Find how many lines of the listing include the string "Accessories", and report only that figure.
--- BEGIN DATA FOR THIS EXERCISE ---
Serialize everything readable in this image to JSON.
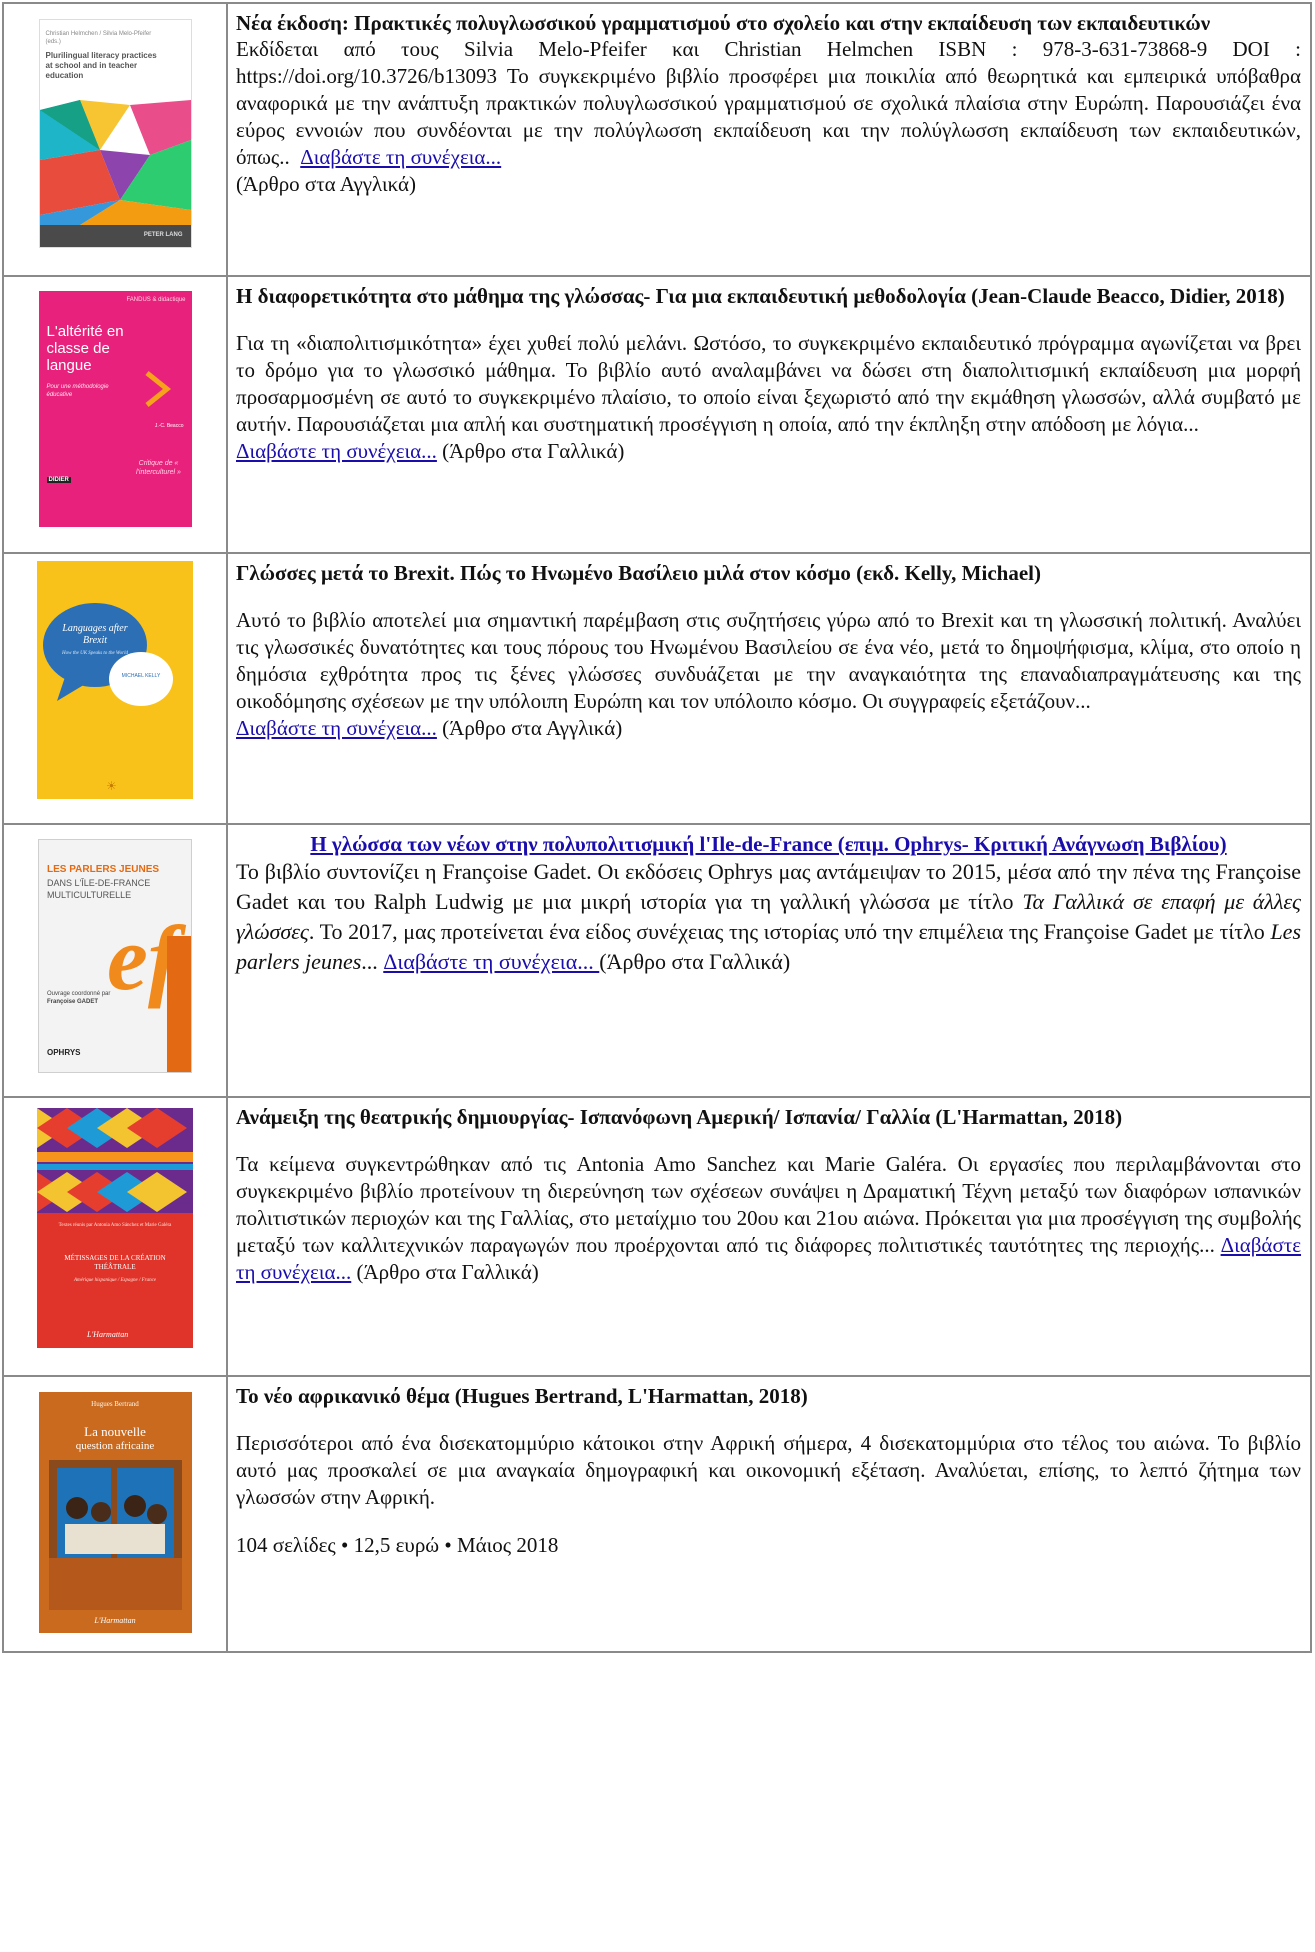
{
  "rows": [
    {
      "title": "Νέα έκδοση: Πρακτικές πολυγλωσσικού γραμματισμού στο σχολείο και στην εκπαίδευση των εκπαιδευτικών",
      "body": "Εκδίδεται από τους Silvia Melo-Pfeifer και Christian Helmchen ISBN : 978-3-631-73868-9 DOI : https://doi.org/10.3726/b13093 Το συγκεκριμένο βιβλίο προσφέρει μια ποικιλία από θεωρητικά και εμπειρικά υπόβαθρα αναφορικά με την ανάπτυξη πρακτικών πολυγλωσσικού γραμματισμού σε σχολικά πλαίσια στην Ευρώπη. Παρουσιάζει ένα εύρος εννοιών που συνδέονται με την πολύγλωσση εκπαίδευση και την πολύγλωσση εκπαίδευση των εκπαιδευτικών, όπως..",
      "link": "Διαβάστε τη συνέχεια...",
      "note": "(Άρθρο στα Αγγλικά)",
      "cover": {
        "editors": "Christian Helmchen / Silvia Melo-Pfeifer (eds.)",
        "title": "Plurilingual literacy practices at school and in teacher education",
        "publisher": "PETER LANG"
      }
    },
    {
      "title": "Η διαφορετικότητα στο μάθημα της γλώσσας- Για μια εκπαιδευτική μεθοδολογία (Jean-Claude Beacco, Didier, 2018)",
      "body": "Για τη «διαπολιτισμικότητα» έχει χυθεί πολύ μελάνι. Ωστόσο, το συγκεκριμένο εκπαιδευτικό πρόγραμμα αγωνίζεται να βρει το δρόμο για το γλωσσικό μάθημα. Το βιβλίο αυτό αναλαμβάνει να δώσει στη διαπολιτισμική εκπαίδευση μια μορφή προσαρμοσμένη σε αυτό το συγκεκριμένο πλαίσιο, το οποίο είναι ξεχωριστό από την εκμάθηση γλωσσών, αλλά συμβατό με αυτήν. Παρουσιάζεται μια απλή και συστηματική προσέγγιση η οποία, από την έκπληξη στην απόδοση με λόγια...",
      "link": "Διαβάστε τη συνέχεια...",
      "note": " (Άρθρο στα Γαλλικά)",
      "cover": {
        "series": "FANDUS & didactique",
        "title": "L'altérité en classe de langue",
        "subtitle": "Pour une méthodologie éducative",
        "author": "J.-C. Beacco",
        "critique": "Critique de « l'interculturel »",
        "publisher": "DIDIER"
      }
    },
    {
      "title": "Γλώσσες μετά το Brexit. Πώς το Ηνωμένο Βασίλειο μιλά στον κόσμο (εκδ. Kelly, Michael)",
      "body": "Αυτό το βιβλίο αποτελεί μια σημαντική παρέμβαση στις συζητήσεις γύρω από το Brexit και τη γλωσσική πολιτική. Αναλύει τις γλωσσικές δυνατότητες και τους πόρους του Ηνωμένου Βασιλείου σε ένα νέο, μετά το δημοψήφισμα, κλίμα, στο οποίο η δημόσια εχθρότητα προς τις ξένες γλώσσες συνδυάζεται με την αναγκαιότητα της επαναδιαπραγμάτευσης και της οικοδόμησης σχέσεων με την υπόλοιπη Ευρώπη και τον υπόλοιπο κόσμο. Οι συγγραφείς εξετάζουν...",
      "link": "Διαβάστε τη συνέχεια...",
      "note": " (Άρθρο στα Αγγλικά)",
      "cover": {
        "title": "Languages after Brexit",
        "subtitle": "How the UK Speaks to the World",
        "author": "MICHAEL KELLY"
      }
    },
    {
      "title_link": "Η γλώσσα των νέων στην πολυπολιτισμική l'Ile-de-France (επιμ. Ophrys- Κριτική Ανάγνωση Βιβλίου)",
      "body_1": "Το βιβλίο συντονίζει η Françoise Gadet. Οι εκδόσεις Ophrys μας αντάμειψαν το 2015, μέσα από την πένα της Françoise Gadet και του Ralph Ludwig με μια μικρή ιστορία για τη γαλλική γλώσσα με τίτλο ",
      "italic_1": "Τα Γαλλικά σε επαφή με άλλες γλώσσες",
      "body_2": ". Το 2017, μας προτείνεται ένα είδος συνέχειας της ιστορίας υπό την επιμέλεια της Françoise Gadet με τίτλο ",
      "italic_2": "Les parlers jeunes",
      "body_3": "... ",
      "link": "Διαβάστε τη συνέχεια... ",
      "note": "(Άρθρο στα Γαλλικά)",
      "cover": {
        "title_1": "LES PARLERS JEUNES",
        "title_2": "DANS L'ÎLE-DE-FRANCE",
        "title_3": "MULTICULTURELLE",
        "coord_1": "Ouvrage coordonné par",
        "coord_2": "Françoise GADET",
        "logo": "ef",
        "spine": "l'essentiel français",
        "publisher": "OPHRYS"
      }
    },
    {
      "title": "Ανάμειξη της θεατρικής δημιουργίας- Ισπανόφωνη Αμερική/ Ισπανία/ Γαλλία (L'Harmattan, 2018)",
      "body": "Τα κείμενα συγκεντρώθηκαν από τις Antonia Amo Sanchez και Marie Galéra. Οι εργασίες που περιλαμβάνονται στο συγκεκριμένο βιβλίο προτείνουν τη διερεύνηση των σχέσεων συνάψει η Δραματική Τέχνη μεταξύ των διαφόρων ισπανικών πολιτιστικών περιοχών και της Γαλλίας, στο μεταίχμιο του 20ου και 21ου αιώνα. Πρόκειται για μια προσέγγιση της συμβολής μεταξύ των καλλιτεχνικών παραγωγών που προέρχονται από τις διάφορες πολιτιστικές ταυτότητες της περιοχής...",
      "link": "Διαβάστε τη συνέχεια...",
      "note": " (Άρθρο στα Γαλλικά)",
      "cover": {
        "editors": "Textes réunis par Antonia Amo Sánchez et Marie Galéra",
        "title": "MÉTISSAGES DE LA CRÉATION THÉÂTRALE",
        "subtitle": "Amérique hispanique / Espagne / France",
        "publisher": "L'Harmattan"
      }
    },
    {
      "title": "Το νέο αφρικανικό θέμα (Hugues Bertrand, L'Harmattan, 2018)",
      "body": "Περισσότεροι από ένα δισεκατομμύριο κάτοικοι στην Αφρική σήμερα, 4 δισεκατομμύρια στο τέλος του αιώνα. Το βιβλίο αυτό μας προσκαλεί σε μια αναγκαία δημογραφική και οικονομική εξέταση. Αναλύεται, επίσης, το λεπτό ζήτημα των γλωσσών στην Αφρική.",
      "meta": "104 σελίδες • 12,5 ευρώ • Μάιος 2018",
      "cover": {
        "author": "Hugues Bertrand",
        "title_1": "La nouvelle",
        "title_2": "question africaine",
        "publisher": "L'Harmattan"
      }
    }
  ]
}
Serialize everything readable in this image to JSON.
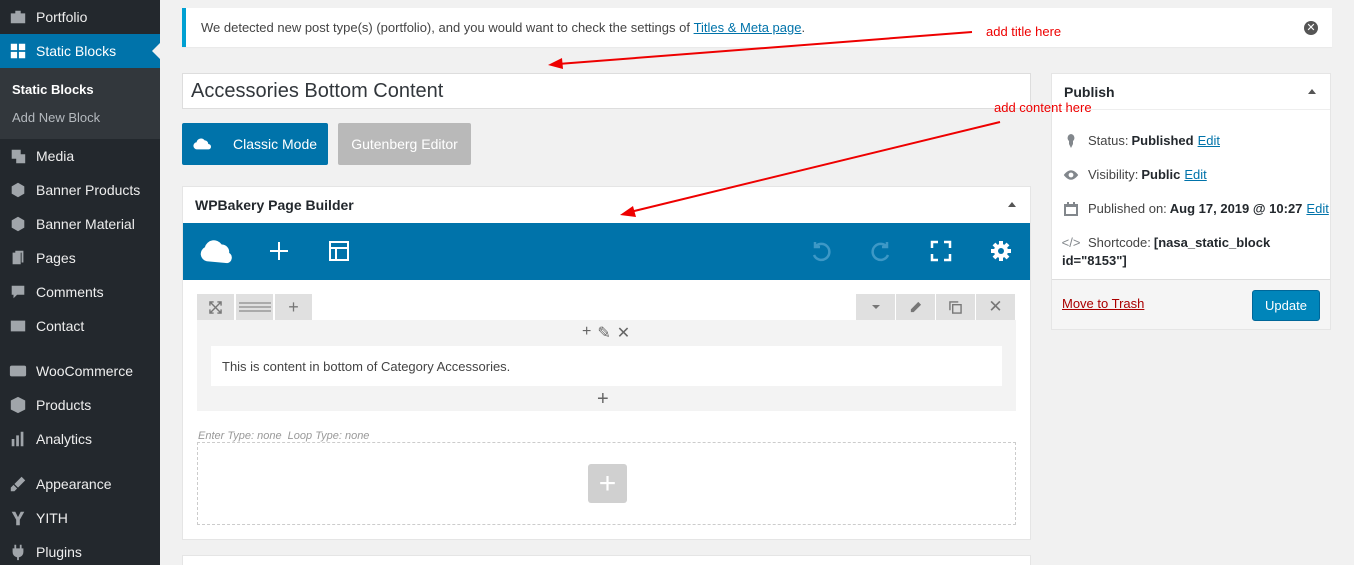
{
  "sidebar": {
    "items": [
      {
        "label": "Portfolio",
        "icon": "portfolio-icon"
      },
      {
        "label": "Static Blocks",
        "icon": "blocks-icon",
        "active": true
      },
      {
        "label": "Media",
        "icon": "media-icon"
      },
      {
        "label": "Banner Products",
        "icon": "pin-icon"
      },
      {
        "label": "Banner Material",
        "icon": "pin-icon"
      },
      {
        "label": "Pages",
        "icon": "pages-icon"
      },
      {
        "label": "Comments",
        "icon": "comments-icon"
      },
      {
        "label": "Contact",
        "icon": "mail-icon"
      },
      {
        "label": "WooCommerce",
        "icon": "woo-icon"
      },
      {
        "label": "Products",
        "icon": "products-icon"
      },
      {
        "label": "Analytics",
        "icon": "analytics-icon"
      },
      {
        "label": "Appearance",
        "icon": "brush-icon"
      },
      {
        "label": "YITH",
        "icon": "yith-icon"
      },
      {
        "label": "Plugins",
        "icon": "plugin-icon"
      }
    ],
    "submenu": [
      {
        "label": "Static Blocks",
        "current": true
      },
      {
        "label": "Add New Block"
      }
    ]
  },
  "notice": {
    "text": "We detected new post type(s) (portfolio), and you would want to check the settings of ",
    "link": "Titles & Meta page",
    "suffix": "."
  },
  "post": {
    "title": "Accessories Bottom Content"
  },
  "editor_modes": {
    "classic": "Classic Mode",
    "gutenberg": "Gutenberg Editor"
  },
  "wpbakery": {
    "title": "WPBakery Page Builder",
    "text_block": "This is content in bottom of Category Accessories.",
    "meta": "Enter Type: none  Loop Type: none"
  },
  "publish": {
    "title": "Publish",
    "status_label": "Status:",
    "status_value": "Published",
    "visibility_label": "Visibility:",
    "visibility_value": "Public",
    "published_label": "Published on:",
    "published_value": "Aug 17, 2019 @ 10:27",
    "shortcode_label": "Shortcode:",
    "shortcode_value": "[nasa_static_block",
    "shortcode_value2": "id=\"8153\"]",
    "edit": "Edit",
    "trash": "Move to Trash",
    "update": "Update"
  },
  "annotations": {
    "title_note": "add title here",
    "content_note": "add content here"
  },
  "colors": {
    "sidebar_bg": "#23282d",
    "accent": "#0073aa",
    "annotation": "#e00000"
  }
}
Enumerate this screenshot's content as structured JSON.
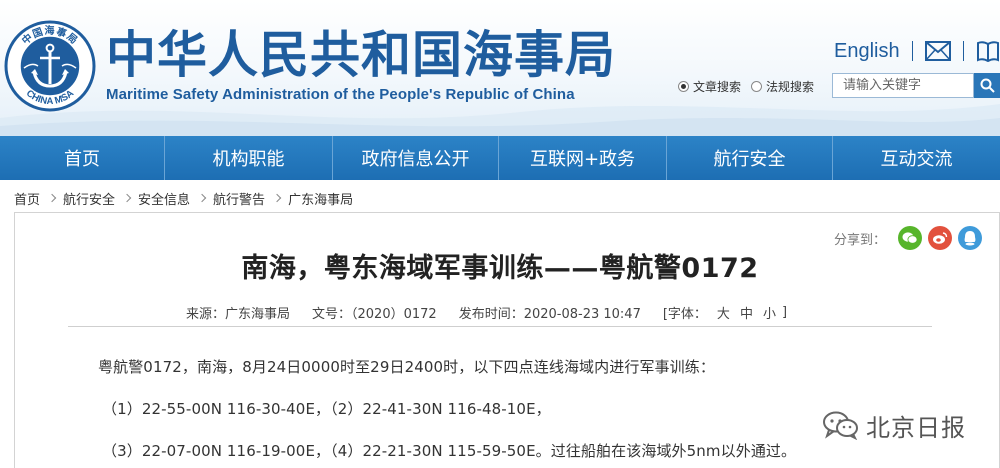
{
  "header": {
    "title": "中华人民共和国海事局",
    "subtitle": "Maritime Safety Administration of the People's Republic of China",
    "emblem": {
      "top_text": "中国海事局",
      "bottom_text": "CHINA MSA",
      "icon": "anchor-emblem-icon"
    },
    "english_link": "English",
    "mail_icon": "mail-icon",
    "book_icon": "book-icon",
    "search": {
      "options": [
        {
          "label": "文章搜索",
          "selected": true
        },
        {
          "label": "法规搜索",
          "selected": false
        }
      ],
      "placeholder": "请输入关键字",
      "button_icon": "search-icon"
    }
  },
  "nav": {
    "items": [
      "首页",
      "机构职能",
      "政府信息公开",
      "互联网+政务",
      "航行安全",
      "互动交流"
    ]
  },
  "breadcrumb": [
    "首页",
    "航行安全",
    "安全信息",
    "航行警告",
    "广东海事局"
  ],
  "share": {
    "label": "分享到：",
    "targets": [
      "wechat-icon",
      "weibo-icon",
      "qq-icon"
    ]
  },
  "article": {
    "title": "南海，粤东海域军事训练——粤航警0172",
    "meta": {
      "source": "来源：广东海事局",
      "doc_no": "文号：（2020）0172",
      "published": "发布时间：2020-08-23 10:47",
      "font_label": "[字体：",
      "font_large": "大",
      "font_medium": "中",
      "font_small": "小",
      "font_close": "]"
    },
    "paragraphs": [
      "粤航警0172，南海，8月24日0000时至29日2400时，以下四点连线海域内进行军事训练：",
      "（1）22-55-00N 116-30-40E，（2）22-41-30N 116-48-10E，",
      "（3）22-07-00N 116-19-00E，（4）22-21-30N 115-59-50E。过往船舶在该海域外5nm以外通过。"
    ]
  },
  "watermark": {
    "text": "北京日报",
    "icon": "wechat-logo-icon"
  },
  "colors": {
    "brand_blue": "#1f5d9e",
    "nav_blue": "#1d6eb3",
    "accent": "#2a76b8"
  }
}
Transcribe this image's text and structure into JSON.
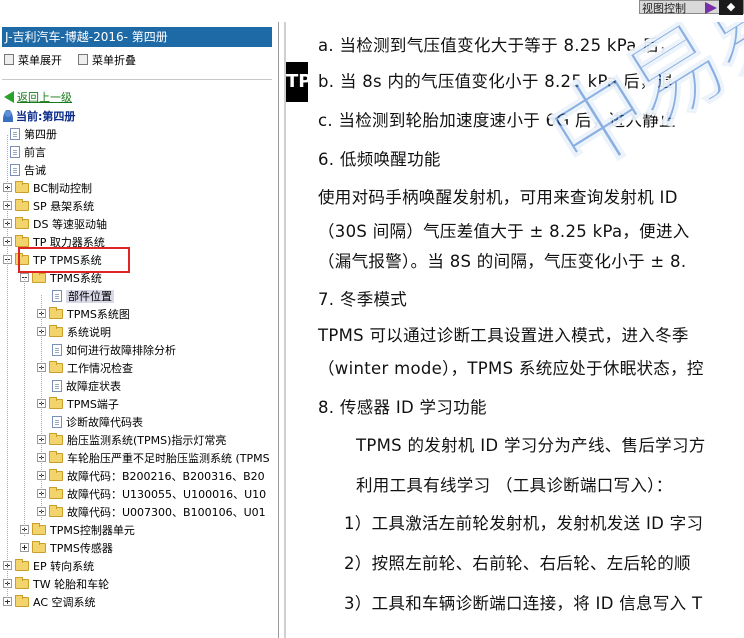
{
  "top": {
    "view_control_label": "视图控制",
    "nav_glyph": "◆"
  },
  "sidebar": {
    "title": "J-吉利汽车-博越-2016- 第四册",
    "expand_label": "菜单展开",
    "collapse_label": "菜单折叠",
    "back_label": "返回上一级",
    "current_label": "当前:第四册",
    "tree": [
      {
        "label": "第四册",
        "type": "doc"
      },
      {
        "label": "前言",
        "type": "doc"
      },
      {
        "label": "告诫",
        "type": "doc"
      },
      {
        "label": "BC制动控制",
        "type": "folder"
      },
      {
        "label": "SP 悬架系统",
        "type": "folder"
      },
      {
        "label": "DS 等速驱动轴",
        "type": "folder"
      },
      {
        "label": "TP 取力器系统",
        "type": "folder"
      },
      {
        "label": "TP TPMS系统",
        "type": "folder-open"
      },
      {
        "label": "TPMS系统",
        "type": "folder-open"
      },
      {
        "label": "部件位置",
        "type": "doc"
      },
      {
        "label": "TPMS系统图",
        "type": "folder"
      },
      {
        "label": "系统说明",
        "type": "folder"
      },
      {
        "label": "如何进行故障排除分析",
        "type": "doc"
      },
      {
        "label": "工作情况检查",
        "type": "folder"
      },
      {
        "label": "故障症状表",
        "type": "doc"
      },
      {
        "label": "TPMS端子",
        "type": "folder"
      },
      {
        "label": "诊断故障代码表",
        "type": "doc"
      },
      {
        "label": "胎压监测系统(TPMS)指示灯常亮",
        "type": "folder"
      },
      {
        "label": "车轮胎压严重不足时胎压监测系统 (TPMS",
        "type": "folder"
      },
      {
        "label": "故障代码：B200216、B200316、B20",
        "type": "folder"
      },
      {
        "label": "故障代码：U130055、U100016、U10",
        "type": "folder"
      },
      {
        "label": "故障代码：U007300、B100106、U01",
        "type": "folder"
      },
      {
        "label": "TPMS控制器单元",
        "type": "folder"
      },
      {
        "label": "TPMS传感器",
        "type": "folder"
      },
      {
        "label": "EP 转向系统",
        "type": "folder"
      },
      {
        "label": "TW 轮胎和车轮",
        "type": "folder"
      },
      {
        "label": "AC 空调系统",
        "type": "folder"
      }
    ]
  },
  "document": {
    "badge": "TP",
    "watermark": "中易易",
    "lines": [
      "a.   当检测到气压值变化大于等于  8.25  kPa  后，",
      "b.   当  8s  内的气压值变化小于 8.25  kPa  后，退",
      "c.   当检测到轮胎加速度速小于  6G  后，进入静止",
      "6.    低频唤醒功能",
      "使用对码手柄唤醒发射机，可用来查询发射机  ID  ",
      "（30S  间隔）气压差值大于  ±  8.25  kPa，便进入",
      "（漏气报警）。当 8S  的间隔，气压变化小于  ±  8.",
      "7.    冬季模式",
      "TPMS  可以通过诊断工具设置进入模式，进入冬季",
      "（winter  mode），TPMS 系统应处于休眠状态，控",
      "8.    传感器 ID 学习功能",
      "TPMS 的发射机 ID 学习分为产线、售后学习方",
      "利用工具有线学习  （工具诊断端口写入）：",
      "1）工具激活左前轮发射机，发射机发送 ID 字习",
      "2）按照左前轮、右前轮、右后轮、左后轮的顺",
      "3）工具和车辆诊断端口连接，将 ID 信息写入 T"
    ]
  }
}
--- END DATA FOR THIS EXERCISE ---
*EXERCISE SOLUTION*:
2